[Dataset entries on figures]
::::
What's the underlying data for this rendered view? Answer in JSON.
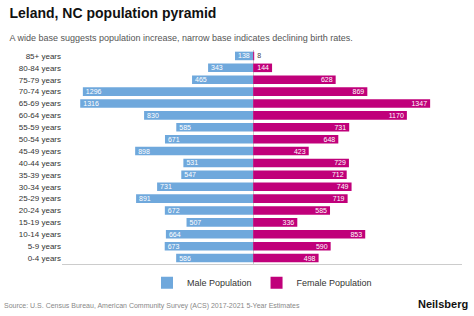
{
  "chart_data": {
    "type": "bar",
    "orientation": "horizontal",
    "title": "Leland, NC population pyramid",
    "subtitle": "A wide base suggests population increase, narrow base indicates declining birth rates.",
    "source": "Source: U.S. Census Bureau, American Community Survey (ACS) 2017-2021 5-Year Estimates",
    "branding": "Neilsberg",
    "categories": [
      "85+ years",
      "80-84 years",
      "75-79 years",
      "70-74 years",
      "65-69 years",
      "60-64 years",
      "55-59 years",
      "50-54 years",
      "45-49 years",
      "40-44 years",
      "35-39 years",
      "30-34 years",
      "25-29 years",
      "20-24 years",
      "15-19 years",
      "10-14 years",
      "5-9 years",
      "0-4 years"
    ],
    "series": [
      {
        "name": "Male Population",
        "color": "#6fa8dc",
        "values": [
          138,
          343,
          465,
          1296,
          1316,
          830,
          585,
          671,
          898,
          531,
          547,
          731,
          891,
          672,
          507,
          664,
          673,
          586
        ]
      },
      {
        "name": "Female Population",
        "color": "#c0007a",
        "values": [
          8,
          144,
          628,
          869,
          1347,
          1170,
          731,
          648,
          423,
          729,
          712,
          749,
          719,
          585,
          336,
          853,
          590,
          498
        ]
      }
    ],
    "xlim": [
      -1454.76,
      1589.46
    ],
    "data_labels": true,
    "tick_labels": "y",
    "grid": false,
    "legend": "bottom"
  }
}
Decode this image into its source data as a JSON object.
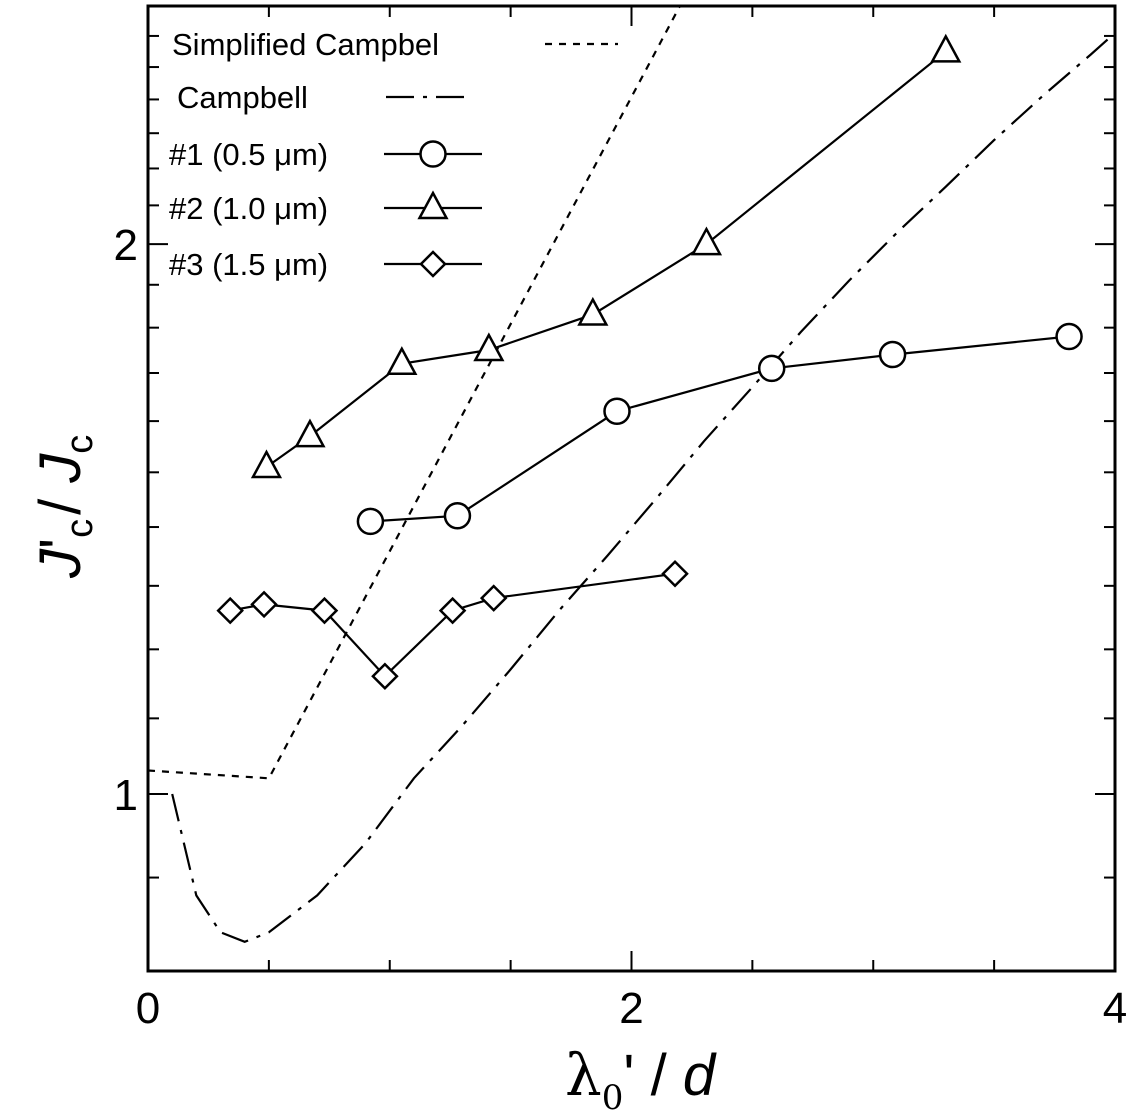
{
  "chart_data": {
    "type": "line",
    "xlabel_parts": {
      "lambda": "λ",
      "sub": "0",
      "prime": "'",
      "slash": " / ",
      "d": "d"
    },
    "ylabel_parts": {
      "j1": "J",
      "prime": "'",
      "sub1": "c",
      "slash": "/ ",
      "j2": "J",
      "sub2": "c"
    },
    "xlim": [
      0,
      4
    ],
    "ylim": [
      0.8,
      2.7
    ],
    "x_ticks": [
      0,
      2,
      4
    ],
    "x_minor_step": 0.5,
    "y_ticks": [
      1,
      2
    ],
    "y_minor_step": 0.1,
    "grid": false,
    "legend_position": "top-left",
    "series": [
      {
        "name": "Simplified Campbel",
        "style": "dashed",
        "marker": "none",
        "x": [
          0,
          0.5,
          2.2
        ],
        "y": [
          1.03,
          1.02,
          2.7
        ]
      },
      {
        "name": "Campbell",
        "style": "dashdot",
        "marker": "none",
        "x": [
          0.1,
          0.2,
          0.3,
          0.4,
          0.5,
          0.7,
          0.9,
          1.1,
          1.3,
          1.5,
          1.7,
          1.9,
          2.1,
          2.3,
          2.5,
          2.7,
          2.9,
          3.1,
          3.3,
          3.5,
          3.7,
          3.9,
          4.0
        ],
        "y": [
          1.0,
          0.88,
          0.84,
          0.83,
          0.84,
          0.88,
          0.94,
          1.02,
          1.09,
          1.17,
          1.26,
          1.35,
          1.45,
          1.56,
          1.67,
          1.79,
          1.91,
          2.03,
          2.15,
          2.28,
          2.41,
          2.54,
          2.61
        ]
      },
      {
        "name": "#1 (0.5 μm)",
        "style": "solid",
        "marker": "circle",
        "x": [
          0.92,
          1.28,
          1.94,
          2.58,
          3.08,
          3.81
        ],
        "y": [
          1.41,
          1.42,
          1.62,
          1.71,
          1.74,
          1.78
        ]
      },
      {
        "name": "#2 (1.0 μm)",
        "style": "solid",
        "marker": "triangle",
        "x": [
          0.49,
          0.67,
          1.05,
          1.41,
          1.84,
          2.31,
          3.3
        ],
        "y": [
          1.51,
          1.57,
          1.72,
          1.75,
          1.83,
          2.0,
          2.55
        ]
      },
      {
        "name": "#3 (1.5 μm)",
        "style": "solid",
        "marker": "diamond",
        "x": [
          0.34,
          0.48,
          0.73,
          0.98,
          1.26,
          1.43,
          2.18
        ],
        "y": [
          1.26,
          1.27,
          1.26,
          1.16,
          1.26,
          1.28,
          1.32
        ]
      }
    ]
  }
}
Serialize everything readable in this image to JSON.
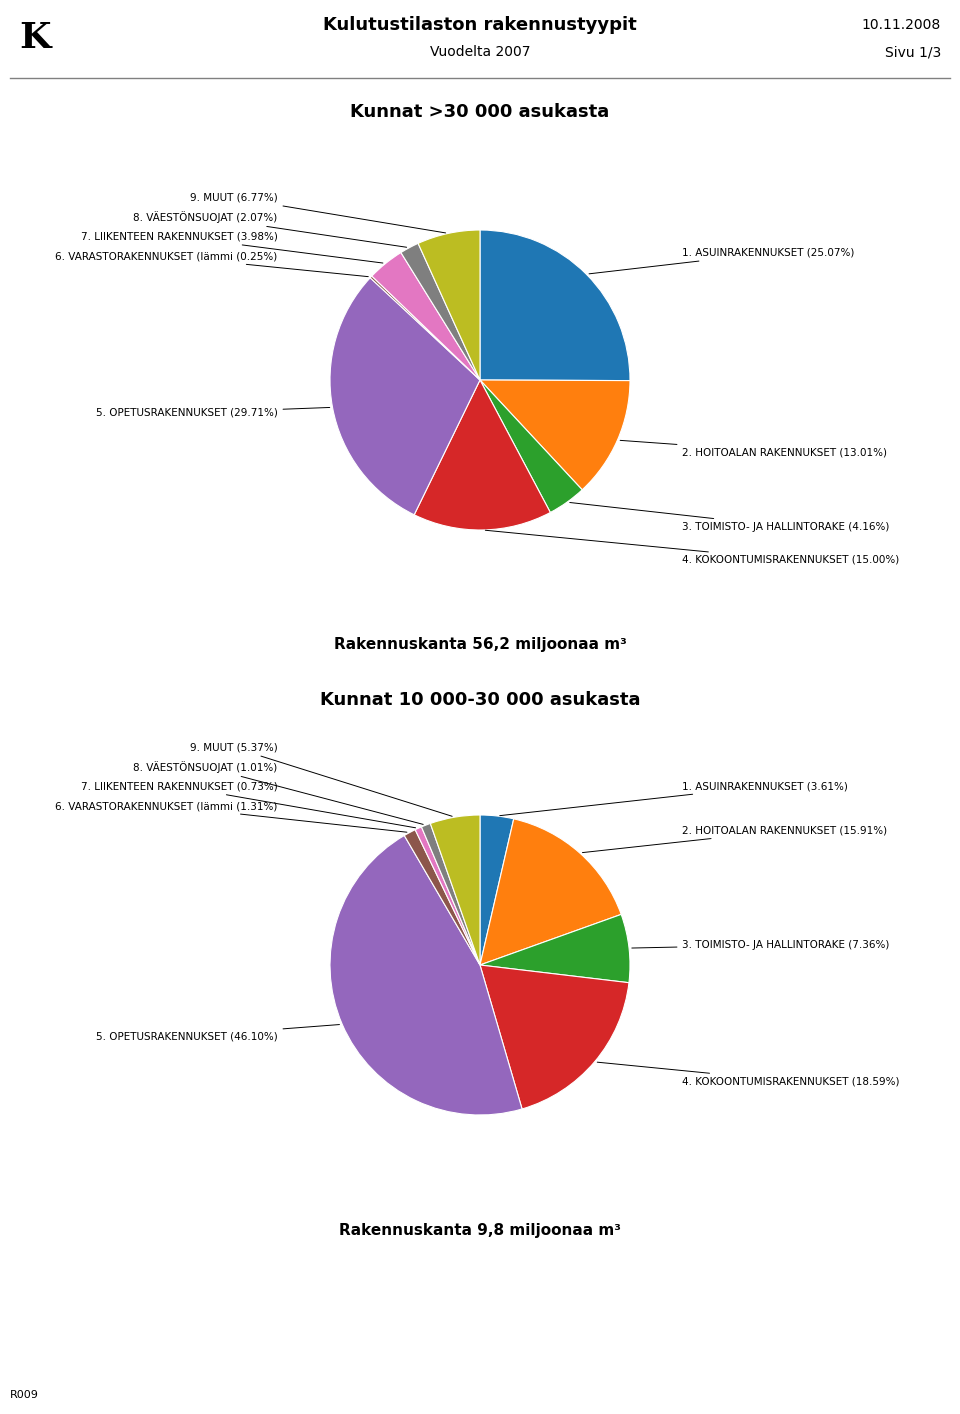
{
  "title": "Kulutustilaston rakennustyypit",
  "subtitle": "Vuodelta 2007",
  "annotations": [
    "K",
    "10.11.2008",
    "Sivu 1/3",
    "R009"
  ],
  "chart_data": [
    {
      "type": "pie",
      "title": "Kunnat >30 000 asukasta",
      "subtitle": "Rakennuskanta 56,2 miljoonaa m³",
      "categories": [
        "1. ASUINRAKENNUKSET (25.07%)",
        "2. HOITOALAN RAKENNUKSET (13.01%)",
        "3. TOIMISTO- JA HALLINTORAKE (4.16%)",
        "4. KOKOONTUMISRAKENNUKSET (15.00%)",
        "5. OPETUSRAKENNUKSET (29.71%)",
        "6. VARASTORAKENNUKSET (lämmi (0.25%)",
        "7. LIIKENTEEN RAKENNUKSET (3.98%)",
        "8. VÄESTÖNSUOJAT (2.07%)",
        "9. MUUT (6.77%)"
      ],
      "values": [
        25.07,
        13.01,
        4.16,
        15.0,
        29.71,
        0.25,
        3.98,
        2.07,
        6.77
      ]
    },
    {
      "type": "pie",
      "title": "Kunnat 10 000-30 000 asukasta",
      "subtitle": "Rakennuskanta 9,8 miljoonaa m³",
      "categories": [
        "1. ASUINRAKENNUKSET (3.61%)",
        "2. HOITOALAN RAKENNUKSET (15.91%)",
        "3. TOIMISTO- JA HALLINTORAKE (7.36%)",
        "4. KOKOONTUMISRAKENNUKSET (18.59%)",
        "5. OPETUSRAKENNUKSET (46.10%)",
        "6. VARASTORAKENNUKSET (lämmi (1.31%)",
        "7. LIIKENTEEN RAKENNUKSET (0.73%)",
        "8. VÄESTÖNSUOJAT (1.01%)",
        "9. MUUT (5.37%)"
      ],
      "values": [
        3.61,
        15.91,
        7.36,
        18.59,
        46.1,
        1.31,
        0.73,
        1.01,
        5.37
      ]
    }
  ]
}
::::
• **Stated problem**
Within the listing above, find every line containing the string "VÄESTÖNSUOJAT" and return it.

• **Response**
        "8. VÄESTÖNSUOJAT (2.07%)",
        "8. VÄESTÖNSUOJAT (1.01%)",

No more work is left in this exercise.